┌─ Data lines
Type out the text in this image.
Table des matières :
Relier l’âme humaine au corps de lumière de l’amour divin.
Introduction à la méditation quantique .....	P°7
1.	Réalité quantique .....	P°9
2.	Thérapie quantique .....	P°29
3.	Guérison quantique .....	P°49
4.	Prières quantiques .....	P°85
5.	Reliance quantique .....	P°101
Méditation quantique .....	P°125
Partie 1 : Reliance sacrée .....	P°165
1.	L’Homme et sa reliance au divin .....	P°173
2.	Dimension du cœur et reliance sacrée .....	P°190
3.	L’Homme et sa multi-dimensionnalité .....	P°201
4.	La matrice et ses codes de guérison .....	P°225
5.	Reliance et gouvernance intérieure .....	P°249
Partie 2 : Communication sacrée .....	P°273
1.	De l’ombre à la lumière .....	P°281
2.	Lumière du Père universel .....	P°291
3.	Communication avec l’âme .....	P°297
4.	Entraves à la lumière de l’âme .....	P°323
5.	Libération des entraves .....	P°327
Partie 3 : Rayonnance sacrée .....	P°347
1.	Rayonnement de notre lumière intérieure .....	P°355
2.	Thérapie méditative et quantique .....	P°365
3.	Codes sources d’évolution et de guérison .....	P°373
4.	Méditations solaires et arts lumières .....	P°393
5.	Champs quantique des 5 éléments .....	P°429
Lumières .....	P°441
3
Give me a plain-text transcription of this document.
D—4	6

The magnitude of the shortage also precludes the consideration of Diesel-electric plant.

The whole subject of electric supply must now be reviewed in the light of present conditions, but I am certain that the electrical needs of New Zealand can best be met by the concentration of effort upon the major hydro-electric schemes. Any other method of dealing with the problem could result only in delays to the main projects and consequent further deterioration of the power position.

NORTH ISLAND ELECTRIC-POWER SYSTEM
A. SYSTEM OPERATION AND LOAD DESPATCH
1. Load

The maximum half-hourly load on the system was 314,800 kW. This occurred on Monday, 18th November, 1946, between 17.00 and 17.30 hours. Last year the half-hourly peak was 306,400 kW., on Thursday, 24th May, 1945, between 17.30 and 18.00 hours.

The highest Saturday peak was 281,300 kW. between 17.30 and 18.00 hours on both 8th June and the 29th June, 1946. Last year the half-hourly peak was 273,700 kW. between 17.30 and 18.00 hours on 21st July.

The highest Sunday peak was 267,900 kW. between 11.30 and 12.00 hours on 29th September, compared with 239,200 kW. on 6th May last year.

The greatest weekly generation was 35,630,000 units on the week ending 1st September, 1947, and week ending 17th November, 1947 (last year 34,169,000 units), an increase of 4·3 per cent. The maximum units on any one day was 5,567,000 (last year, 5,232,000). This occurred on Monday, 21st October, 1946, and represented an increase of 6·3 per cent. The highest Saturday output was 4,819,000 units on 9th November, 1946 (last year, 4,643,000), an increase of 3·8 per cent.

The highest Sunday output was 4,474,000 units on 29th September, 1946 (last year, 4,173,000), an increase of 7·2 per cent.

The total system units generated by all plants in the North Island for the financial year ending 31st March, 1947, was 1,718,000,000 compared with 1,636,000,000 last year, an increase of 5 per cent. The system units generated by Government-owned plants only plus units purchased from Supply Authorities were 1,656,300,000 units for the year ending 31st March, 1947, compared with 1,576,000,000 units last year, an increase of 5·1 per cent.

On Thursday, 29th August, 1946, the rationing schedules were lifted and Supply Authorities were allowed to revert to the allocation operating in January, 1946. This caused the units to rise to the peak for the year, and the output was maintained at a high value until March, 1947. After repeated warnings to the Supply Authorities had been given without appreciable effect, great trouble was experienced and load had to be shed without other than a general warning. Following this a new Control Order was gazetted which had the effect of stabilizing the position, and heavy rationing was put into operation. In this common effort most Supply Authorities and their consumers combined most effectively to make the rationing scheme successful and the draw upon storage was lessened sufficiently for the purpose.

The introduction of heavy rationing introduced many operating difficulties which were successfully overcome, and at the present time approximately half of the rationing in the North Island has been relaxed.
└─
Task directions: Repeat every record exactly as written, please.

Exercise solution:
Type out the text in this image.
Table des matières :
Relier l’âme humaine au corps de lumière de l’amour divin.
Introduction à la méditation quantique .....	P°7
1.	Réalité quantique .....	P°9
2.	Thérapie quantique .....	P°29
3.	Guérison quantique .....	P°49
4.	Prières quantiques .....	P°85
5.	Reliance quantique .....	P°101
Méditation quantique .....	P°125
Partie 1 : Reliance sacrée .....	P°165
1.	L’Homme et sa reliance au divin .....	P°173
2.	Dimension du cœur et reliance sacrée .....	P°190
3.	L’Homme et sa multi-dimensionnalité .....	P°201
4.	La matrice et ses codes de guérison .....	P°225
5.	Reliance et gouvernance intérieure .....	P°249
Partie 2 : Communication sacrée .....	P°273
1.	De l’ombre à la lumière .....	P°281
2.	Lumière du Père universel .....	P°291
3.	Communication avec l’âme .....	P°297
4.	Entraves à la lumière de l’âme .....	P°323
5.	Libération des entraves .....	P°327
Partie 3 : Rayonnance sacrée .....	P°347
1.	Rayonnement de notre lumière intérieure .....	P°355
2.	Thérapie méditative et quantique .....	P°365
3.	Codes sources d’évolution et de guérison .....	P°373
4.	Méditations solaires et arts lumières .....	P°393
5.	Champs quantique des 5 éléments .....	P°429
Lumières .....	P°441
3
Give me a plain-text transcription of this document.
D—4	6

The magnitude of the shortage also precludes the consideration of Diesel-electric plant.

The whole subject of electric supply must now be reviewed in the light of present conditions, but I am certain that the electrical needs of New Zealand can best be met by the concentration of effort upon the major hydro-electric schemes. Any other method of dealing with the problem could result only in delays to the main projects and consequent further deterioration of the power position.

NORTH ISLAND ELECTRIC-POWER SYSTEM
A. SYSTEM OPERATION AND LOAD DESPATCH
1. Load

The maximum half-hourly load on the system was 314,800 kW. This occurred on Monday, 18th November, 1946, between 17.00 and 17.30 hours. Last year the half-hourly peak was 306,400 kW., on Thursday, 24th May, 1945, between 17.30 and 18.00 hours.

The highest Saturday peak was 281,300 kW. between 17.30 and 18.00 hours on both 8th June and the 29th June, 1946. Last year the half-hourly peak was 273,700 kW. between 17.30 and 18.00 hours on 21st July.

The highest Sunday peak was 267,900 kW. between 11.30 and 12.00 hours on 29th September, compared with 239,200 kW. on 6th May last year.

The greatest weekly generation was 35,630,000 units on the week ending 1st September, 1947, and week ending 17th November, 1947 (last year 34,169,000 units), an increase of 4·3 per cent. The maximum units on any one day was 5,567,000 (last year, 5,232,000). This occurred on Monday, 21st October, 1946, and represented an increase of 6·3 per cent. The highest Saturday output was 4,819,000 units on 9th November, 1946 (last year, 4,643,000), an increase of 3·8 per cent.

The highest Sunday output was 4,474,000 units on 29th September, 1946 (last year, 4,173,000), an increase of 7·2 per cent.

The total system units generated by all plants in the North Island for the financial year ending 31st March, 1947, was 1,718,000,000 compared with 1,636,000,000 last year, an increase of 5 per cent. The system units generated by Government-owned plants only plus units purchased from Supply Authorities were 1,656,300,000 units for the year ending 31st March, 1947, compared with 1,576,000,000 units last year, an increase of 5·1 per cent.

On Thursday, 29th August, 1946, the rationing schedules were lifted and Supply Authorities were allowed to revert to the allocation operating in January, 1946. This caused the units to rise to the peak for the year, and the output was maintained at a high value until March, 1947. After repeated warnings to the Supply Authorities had been given without appreciable effect, great trouble was experienced and load had to be shed without other than a general warning. Following this a new Control Order was gazetted which had the effect of stabilizing the position, and heavy rationing was put into operation. In this common effort most Supply Authorities and their consumers combined most effectively to make the rationing scheme successful and the draw upon storage was lessened sufficiently for the purpose.

The introduction of heavy rationing introduced many operating difficulties which were successfully overcome, and at the present time approximately half of the rationing in the North Island has been relaxed.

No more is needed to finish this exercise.